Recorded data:
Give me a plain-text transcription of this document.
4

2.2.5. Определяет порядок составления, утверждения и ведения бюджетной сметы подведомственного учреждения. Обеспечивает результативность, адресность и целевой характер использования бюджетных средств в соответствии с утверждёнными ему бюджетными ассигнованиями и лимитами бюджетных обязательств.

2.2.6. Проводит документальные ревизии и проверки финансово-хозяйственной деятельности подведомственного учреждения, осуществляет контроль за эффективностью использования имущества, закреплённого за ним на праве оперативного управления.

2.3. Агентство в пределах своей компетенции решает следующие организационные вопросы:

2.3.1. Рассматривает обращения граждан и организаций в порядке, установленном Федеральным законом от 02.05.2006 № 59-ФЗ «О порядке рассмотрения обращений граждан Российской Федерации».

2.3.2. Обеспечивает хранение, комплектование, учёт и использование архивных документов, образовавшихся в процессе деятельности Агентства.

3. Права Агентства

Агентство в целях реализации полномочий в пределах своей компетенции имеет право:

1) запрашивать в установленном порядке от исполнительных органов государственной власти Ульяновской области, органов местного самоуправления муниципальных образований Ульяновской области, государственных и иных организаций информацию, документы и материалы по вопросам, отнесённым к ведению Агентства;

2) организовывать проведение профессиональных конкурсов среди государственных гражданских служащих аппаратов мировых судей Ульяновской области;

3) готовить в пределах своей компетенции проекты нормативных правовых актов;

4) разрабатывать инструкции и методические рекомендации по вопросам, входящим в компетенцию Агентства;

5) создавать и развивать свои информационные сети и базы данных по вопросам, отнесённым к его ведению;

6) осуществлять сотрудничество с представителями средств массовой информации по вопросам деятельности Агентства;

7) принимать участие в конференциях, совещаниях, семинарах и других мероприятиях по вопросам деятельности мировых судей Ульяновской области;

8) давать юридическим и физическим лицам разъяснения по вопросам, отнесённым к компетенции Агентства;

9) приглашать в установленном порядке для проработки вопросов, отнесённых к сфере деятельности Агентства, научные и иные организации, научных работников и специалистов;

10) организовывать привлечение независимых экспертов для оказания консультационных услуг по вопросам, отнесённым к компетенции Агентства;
==
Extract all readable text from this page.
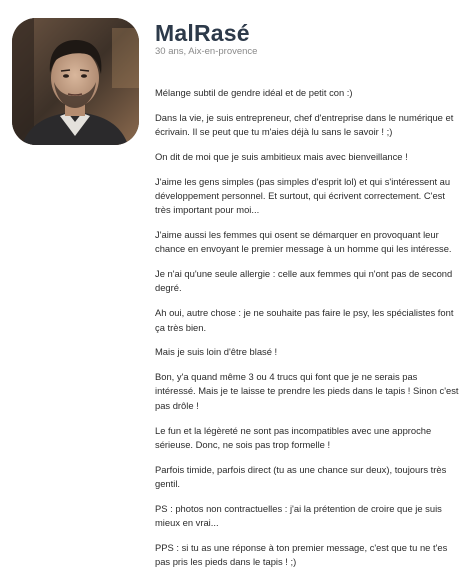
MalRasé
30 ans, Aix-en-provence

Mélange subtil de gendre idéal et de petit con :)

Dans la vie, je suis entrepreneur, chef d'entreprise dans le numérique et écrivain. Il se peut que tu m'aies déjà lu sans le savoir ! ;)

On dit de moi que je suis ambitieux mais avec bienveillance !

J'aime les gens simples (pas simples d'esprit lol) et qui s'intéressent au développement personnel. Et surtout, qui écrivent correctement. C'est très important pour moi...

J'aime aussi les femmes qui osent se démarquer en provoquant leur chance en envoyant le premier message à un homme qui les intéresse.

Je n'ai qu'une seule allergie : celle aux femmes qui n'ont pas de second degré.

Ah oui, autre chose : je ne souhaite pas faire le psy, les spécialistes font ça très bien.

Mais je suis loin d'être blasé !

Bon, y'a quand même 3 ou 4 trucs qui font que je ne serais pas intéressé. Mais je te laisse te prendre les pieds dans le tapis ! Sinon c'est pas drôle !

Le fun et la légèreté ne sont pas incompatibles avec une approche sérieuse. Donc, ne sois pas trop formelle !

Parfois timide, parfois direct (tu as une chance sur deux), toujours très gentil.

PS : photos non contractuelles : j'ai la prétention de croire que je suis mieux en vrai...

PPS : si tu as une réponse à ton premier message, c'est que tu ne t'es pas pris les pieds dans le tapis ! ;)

# The exercise:
Each line in the material either holds the string "femmes" or does not. State how many do, and nothing else.

# Full answer:
2